→ **Extracted text**:
++++

In Defying the Odds, we discuss the 2016 campaign. The 2019 update includes a chapter on the 2018 midterms. The 2020 race, the subject of our next book, is well underway. It unfolds as Coronavirus presents unprecedented challenges to public policy and the electoral process.
“Today feels like the election’s over,” said a veteran Republican strategist who, like others in the party, requested anonymity to speak candidly. “The polls have dropped all last week everywhere, it just feels like the end is near. And I don’t know what they can do to rehabilitate it until he gets better. There’s too many seniors who think he’s been irresponsible and this all started when he politicized the coronavirus. It started back in April and May, but it’s really peaking now.”
A senior Republican congressional official spoke for many by arguing that the handling of the issue over the weekend was “incredibly worrying,” but that it was too early to judge whether the issue further jeopardizes Trump’s reelection chances, the Barrett nomination or GOP control of the Senate.
“Do people show sympathy because he’s sick and is trying to battle through this?” he asked. “Or do they say, ‘You’re the president and if you had taken common sense precautions there’s no way you would have gotten sick.’ If it becomes, ‘You are reckless and this is the metaphor for how reckless he was,’ then we’re facing a tsunami. But it’s too early.”
The official added one caveat, a scenario that he believed would crush the GOP on Nov. 3.

++++

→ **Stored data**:
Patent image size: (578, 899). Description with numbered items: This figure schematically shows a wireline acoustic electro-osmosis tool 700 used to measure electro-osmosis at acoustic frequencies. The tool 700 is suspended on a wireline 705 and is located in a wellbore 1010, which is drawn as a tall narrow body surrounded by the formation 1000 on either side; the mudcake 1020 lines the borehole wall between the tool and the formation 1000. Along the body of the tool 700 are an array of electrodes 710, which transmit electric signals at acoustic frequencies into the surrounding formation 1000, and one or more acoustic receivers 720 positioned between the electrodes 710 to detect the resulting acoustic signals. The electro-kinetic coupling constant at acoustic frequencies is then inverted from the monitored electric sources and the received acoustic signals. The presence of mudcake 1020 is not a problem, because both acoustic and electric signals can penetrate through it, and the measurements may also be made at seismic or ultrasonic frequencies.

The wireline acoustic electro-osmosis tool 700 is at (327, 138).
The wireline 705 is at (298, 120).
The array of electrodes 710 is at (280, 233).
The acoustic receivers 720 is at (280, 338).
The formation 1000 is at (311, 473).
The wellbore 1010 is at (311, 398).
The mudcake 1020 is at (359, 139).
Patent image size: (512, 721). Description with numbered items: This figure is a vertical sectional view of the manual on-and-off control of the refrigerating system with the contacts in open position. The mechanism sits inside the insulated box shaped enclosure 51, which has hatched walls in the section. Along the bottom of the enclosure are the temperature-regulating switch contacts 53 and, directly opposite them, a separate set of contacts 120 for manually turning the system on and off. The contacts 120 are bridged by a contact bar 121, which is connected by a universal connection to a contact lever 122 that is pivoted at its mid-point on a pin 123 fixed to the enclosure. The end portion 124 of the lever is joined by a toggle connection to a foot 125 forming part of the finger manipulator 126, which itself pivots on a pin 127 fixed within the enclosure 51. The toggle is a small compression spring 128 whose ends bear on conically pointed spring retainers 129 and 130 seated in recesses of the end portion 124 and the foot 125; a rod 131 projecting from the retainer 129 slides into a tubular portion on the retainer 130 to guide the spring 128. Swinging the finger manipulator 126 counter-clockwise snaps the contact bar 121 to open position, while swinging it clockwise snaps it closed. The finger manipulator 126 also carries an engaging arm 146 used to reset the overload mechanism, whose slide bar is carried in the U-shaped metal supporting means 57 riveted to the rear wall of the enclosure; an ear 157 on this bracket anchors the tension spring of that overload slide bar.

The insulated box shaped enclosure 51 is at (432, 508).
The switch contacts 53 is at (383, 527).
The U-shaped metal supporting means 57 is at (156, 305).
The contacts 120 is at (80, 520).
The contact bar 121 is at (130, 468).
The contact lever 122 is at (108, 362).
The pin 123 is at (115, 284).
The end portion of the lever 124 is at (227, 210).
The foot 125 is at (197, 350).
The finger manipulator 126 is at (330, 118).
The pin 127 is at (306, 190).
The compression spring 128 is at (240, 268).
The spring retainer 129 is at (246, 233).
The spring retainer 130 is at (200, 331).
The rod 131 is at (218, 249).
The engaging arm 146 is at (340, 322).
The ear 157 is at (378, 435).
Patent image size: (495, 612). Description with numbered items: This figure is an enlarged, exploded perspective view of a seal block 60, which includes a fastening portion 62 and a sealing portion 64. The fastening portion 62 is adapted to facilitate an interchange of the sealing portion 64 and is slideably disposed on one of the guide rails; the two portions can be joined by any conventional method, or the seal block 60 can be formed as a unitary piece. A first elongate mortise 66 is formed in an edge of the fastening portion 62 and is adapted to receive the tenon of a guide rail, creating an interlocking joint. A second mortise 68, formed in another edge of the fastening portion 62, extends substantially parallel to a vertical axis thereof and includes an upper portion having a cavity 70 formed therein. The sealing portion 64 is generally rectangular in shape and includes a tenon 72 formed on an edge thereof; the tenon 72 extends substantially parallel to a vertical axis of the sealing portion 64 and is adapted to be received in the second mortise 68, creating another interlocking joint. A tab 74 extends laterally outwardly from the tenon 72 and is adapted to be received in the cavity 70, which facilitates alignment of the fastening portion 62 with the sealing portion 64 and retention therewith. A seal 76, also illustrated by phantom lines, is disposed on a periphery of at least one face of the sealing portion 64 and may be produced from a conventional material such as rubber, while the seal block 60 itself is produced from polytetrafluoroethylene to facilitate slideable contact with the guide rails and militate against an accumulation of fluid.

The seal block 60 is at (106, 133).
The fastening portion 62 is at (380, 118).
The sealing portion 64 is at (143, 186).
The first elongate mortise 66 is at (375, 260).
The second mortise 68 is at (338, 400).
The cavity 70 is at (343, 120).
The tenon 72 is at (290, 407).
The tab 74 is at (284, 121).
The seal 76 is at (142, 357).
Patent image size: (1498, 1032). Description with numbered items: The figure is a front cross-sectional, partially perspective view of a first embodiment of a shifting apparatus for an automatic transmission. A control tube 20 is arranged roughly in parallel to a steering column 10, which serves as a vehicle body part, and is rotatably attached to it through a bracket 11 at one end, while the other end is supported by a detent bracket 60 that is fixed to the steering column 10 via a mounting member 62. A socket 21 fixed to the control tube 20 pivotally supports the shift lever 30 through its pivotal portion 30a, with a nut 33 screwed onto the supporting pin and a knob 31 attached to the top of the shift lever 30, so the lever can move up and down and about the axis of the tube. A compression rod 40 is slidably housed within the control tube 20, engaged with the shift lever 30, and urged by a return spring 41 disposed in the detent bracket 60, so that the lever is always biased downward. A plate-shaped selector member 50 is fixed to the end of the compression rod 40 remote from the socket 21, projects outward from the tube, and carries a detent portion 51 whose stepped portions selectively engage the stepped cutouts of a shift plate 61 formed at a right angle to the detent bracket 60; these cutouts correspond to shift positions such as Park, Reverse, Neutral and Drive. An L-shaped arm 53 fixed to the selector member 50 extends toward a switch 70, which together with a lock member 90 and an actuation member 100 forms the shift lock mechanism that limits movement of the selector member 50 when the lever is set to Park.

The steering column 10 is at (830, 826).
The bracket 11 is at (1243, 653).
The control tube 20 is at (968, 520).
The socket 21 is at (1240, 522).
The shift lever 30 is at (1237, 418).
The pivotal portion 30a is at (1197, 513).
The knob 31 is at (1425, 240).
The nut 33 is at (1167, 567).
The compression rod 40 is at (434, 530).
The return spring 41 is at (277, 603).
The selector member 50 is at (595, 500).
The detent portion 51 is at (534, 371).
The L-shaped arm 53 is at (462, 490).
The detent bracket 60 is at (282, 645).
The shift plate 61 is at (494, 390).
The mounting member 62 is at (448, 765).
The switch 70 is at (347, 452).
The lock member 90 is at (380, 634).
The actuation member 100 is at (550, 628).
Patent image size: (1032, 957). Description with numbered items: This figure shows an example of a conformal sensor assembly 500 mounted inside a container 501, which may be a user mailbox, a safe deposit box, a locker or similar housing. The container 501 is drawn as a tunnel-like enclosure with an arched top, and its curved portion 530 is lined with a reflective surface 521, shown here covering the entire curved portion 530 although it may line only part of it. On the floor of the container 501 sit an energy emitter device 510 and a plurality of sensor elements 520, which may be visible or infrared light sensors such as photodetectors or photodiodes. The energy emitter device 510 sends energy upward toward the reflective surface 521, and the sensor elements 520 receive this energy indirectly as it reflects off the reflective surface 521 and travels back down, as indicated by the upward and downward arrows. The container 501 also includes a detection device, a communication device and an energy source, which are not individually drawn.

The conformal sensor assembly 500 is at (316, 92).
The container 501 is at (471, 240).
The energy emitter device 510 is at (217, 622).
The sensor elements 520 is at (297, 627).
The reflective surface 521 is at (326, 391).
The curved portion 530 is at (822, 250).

++++

→ **Using the information**:
1 - Answer these questions about the 2020 campaign text:
(a) What does the 2019 update of Defying the Odds include?
(b) According to the veteran Republican strategist, in which months did the trouble start?
(c) How did the senior Republican congressional official describe the handling of the issue over the weekend?
2 - Give again the part of the 2020 campaign text that opens with the words containing "In Defying the" and closes with "the electoral process.".
3 - Proceed with the 2020 campaign text from where it stops.

→ **Outputs for the tasks**:
1 -
(a) A chapter on the 2018 midterms.
(b) April and May.
(c) As "incredibly worrying."

2 -
In Defying the Odds, we discuss the 2016 campaign. The 2019 update includes a chapter on the 2018 midterms. The 2020 race, the subject of our next book, is well underway. It unfolds as Coronavirus presents unprecedented challenges to public policy and the electoral process.

3 -
“If the White House lied about the timeline and he went to events and was around people knowing he was covid-positive,” he said. “I think that is the single biggest thing that would resonate with regular people in terms of how irresponsible he was — if he put other people in danger.”
He added, “That could turn this into a death spiral.”
Joe Biden's national lead over President Donald Trump nearly doubled after Tuesday's presidential debate, with voters saying by 2-to-1 that Biden has the better temperament to be president, according to a new NBC News/Wall Street Journal poll.
The poll was conducted in the two days after the unruly and insult-filled debate Tuesday but before Trump tested positive for Covid-19 and was hospitalized Friday at Walter Reed National Military Medical Center.
Biden is now ahead of Trump by 14 points among registered voters, 53 percent to 39 percent — up from his 8-point lead in the previous poll, before the debate.
Current and former Secret Service agents and medical professionals were aghast Sunday night at President Trump’s trip outside the hospital where he is being treated for the coronavirus, saying the president endangered those inside his SUV for a publicity stunt.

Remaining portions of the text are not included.